(What needs to be done): Reproduce every record exactly as it appears, but not the pictures.

(Data for this task):
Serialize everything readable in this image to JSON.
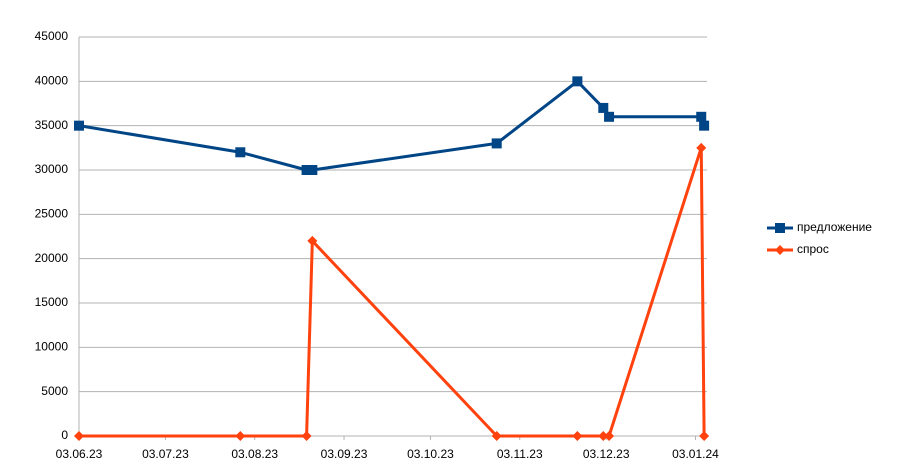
{
  "chart_data": {
    "type": "line",
    "x": [
      "03.06.23",
      "29.07.23",
      "21.08.23",
      "23.08.23",
      "26.10.23",
      "23.11.23",
      "02.12.23",
      "04.12.23",
      "05.01.24",
      "06.01.24"
    ],
    "series": [
      {
        "name": "предложение",
        "color": "#004586",
        "marker": "square",
        "values": [
          35000,
          32000,
          30000,
          30000,
          33000,
          40000,
          37000,
          36000,
          36000,
          35000
        ]
      },
      {
        "name": "спрос",
        "color": "#ff420e",
        "marker": "diamond",
        "values": [
          0,
          0,
          0,
          22000,
          0,
          0,
          0,
          0,
          32500,
          0
        ]
      }
    ],
    "xlim": [
      "03.06.23",
      "07.01.24"
    ],
    "xticks": [
      "03.06.23",
      "03.07.23",
      "03.08.23",
      "03.09.23",
      "03.10.23",
      "03.11.23",
      "03.12.23",
      "03.01.24"
    ],
    "ylim": [
      0,
      45000
    ],
    "yticks": [
      0,
      5000,
      10000,
      15000,
      20000,
      25000,
      30000,
      35000,
      40000,
      45000
    ],
    "grid": true,
    "legend": "right"
  }
}
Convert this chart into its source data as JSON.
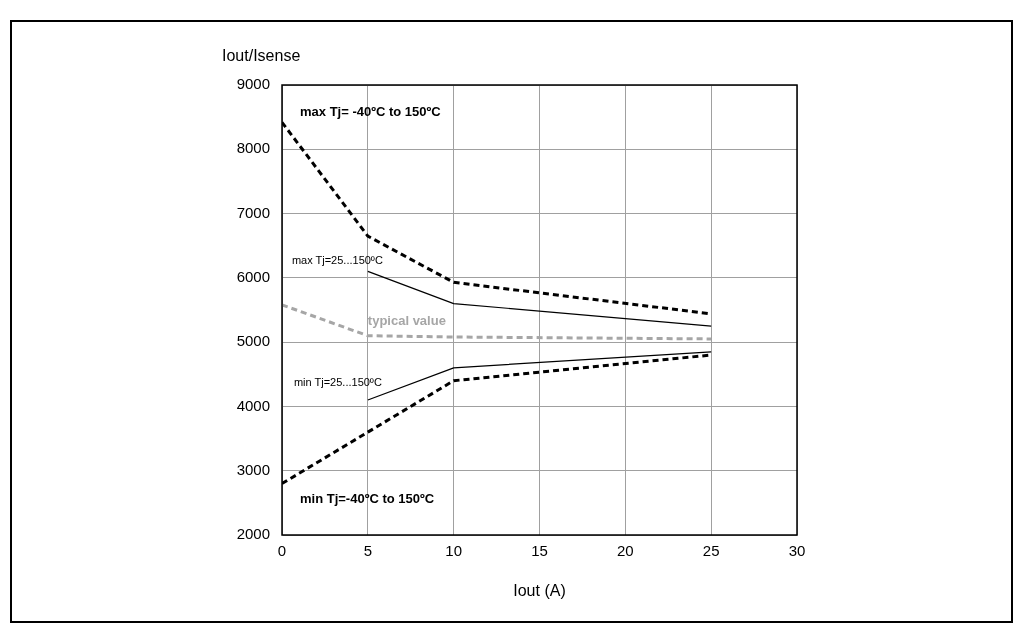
{
  "chart_data": {
    "type": "line",
    "xlabel": "Iout (A)",
    "ylabel": "Iout/Isense",
    "xlim": [
      0,
      30
    ],
    "xticks": [
      0,
      5,
      10,
      15,
      20,
      25,
      30
    ],
    "ylim": [
      2000,
      9000
    ],
    "yticks": [
      2000,
      3000,
      4000,
      5000,
      6000,
      7000,
      8000,
      9000
    ],
    "grid": true,
    "legend": false,
    "marker": "none",
    "series": [
      {
        "name": "max Tj= -40ºC to 150ºC",
        "color": "#000000",
        "line_style": "dashed",
        "x": [
          0,
          5,
          10,
          25
        ],
        "values": [
          8420,
          6650,
          5930,
          5440
        ]
      },
      {
        "name": "max Tj=25...150ºC",
        "color": "#000000",
        "line_style": "solid",
        "x": [
          5,
          10,
          25
        ],
        "values": [
          6100,
          5600,
          5250
        ]
      },
      {
        "name": "typical value",
        "color": "#a6a6a6",
        "line_style": "dashed",
        "x": [
          0,
          5,
          10,
          25
        ],
        "values": [
          5580,
          5100,
          5080,
          5050
        ]
      },
      {
        "name": "min Tj=25...150ºC",
        "color": "#000000",
        "line_style": "solid",
        "x": [
          5,
          10,
          25
        ],
        "values": [
          4100,
          4600,
          4850
        ]
      },
      {
        "name": "min Tj=-40ºC to 150ºC",
        "color": "#000000",
        "line_style": "dashed",
        "x": [
          0,
          5,
          10,
          25
        ],
        "values": [
          2800,
          3600,
          4400,
          4800
        ]
      }
    ]
  }
}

(Solved problem):
Serialize everything readable in this image to JSON.
{
  "chart_data": {
    "type": "line",
    "x": [
      "03.06.23",
      "29.07.23",
      "21.08.23",
      "23.08.23",
      "26.10.23",
      "23.11.23",
      "02.12.23",
      "04.12.23",
      "05.01.24",
      "06.01.24"
    ],
    "series": [
      {
        "name": "предложение",
        "color": "#004586",
        "marker": "square",
        "values": [
          35000,
          32000,
          30000,
          30000,
          33000,
          40000,
          37000,
          36000,
          36000,
          35000
        ]
      },
      {
        "name": "спрос",
        "color": "#ff420e",
        "marker": "diamond",
        "values": [
          0,
          0,
          0,
          22000,
          0,
          0,
          0,
          0,
          32500,
          0
        ]
      }
    ],
    "xlim": [
      "03.06.23",
      "07.01.24"
    ],
    "xticks": [
      "03.06.23",
      "03.07.23",
      "03.08.23",
      "03.09.23",
      "03.10.23",
      "03.11.23",
      "03.12.23",
      "03.01.24"
    ],
    "ylim": [
      0,
      45000
    ],
    "yticks": [
      0,
      5000,
      10000,
      15000,
      20000,
      25000,
      30000,
      35000,
      40000,
      45000
    ],
    "grid": true,
    "legend": "right"
  }
}
Convert this chart into its source data as JSON.
{
  "chart_data": {
    "type": "line",
    "xlabel": "Iout (A)",
    "ylabel": "Iout/Isense",
    "xlim": [
      0,
      30
    ],
    "xticks": [
      0,
      5,
      10,
      15,
      20,
      25,
      30
    ],
    "ylim": [
      2000,
      9000
    ],
    "yticks": [
      2000,
      3000,
      4000,
      5000,
      6000,
      7000,
      8000,
      9000
    ],
    "grid": true,
    "legend": false,
    "marker": "none",
    "series": [
      {
        "name": "max Tj= -40ºC to 150ºC",
        "color": "#000000",
        "line_style": "dashed",
        "x": [
          0,
          5,
          10,
          25
        ],
        "values": [
          8420,
          6650,
          5930,
          5440
        ]
      },
      {
        "name": "max Tj=25...150ºC",
        "color": "#000000",
        "line_style": "solid",
        "x": [
          5,
          10,
          25
        ],
        "values": [
          6100,
          5600,
          5250
        ]
      },
      {
        "name": "typical value",
        "color": "#a6a6a6",
        "line_style": "dashed",
        "x": [
          0,
          5,
          10,
          25
        ],
        "values": [
          5580,
          5100,
          5080,
          5050
        ]
      },
      {
        "name": "min Tj=25...150ºC",
        "color": "#000000",
        "line_style": "solid",
        "x": [
          5,
          10,
          25
        ],
        "values": [
          4100,
          4600,
          4850
        ]
      },
      {
        "name": "min Tj=-40ºC to 150ºC",
        "color": "#000000",
        "line_style": "dashed",
        "x": [
          0,
          5,
          10,
          25
        ],
        "values": [
          2800,
          3600,
          4400,
          4800
        ]
      }
    ]
  }
}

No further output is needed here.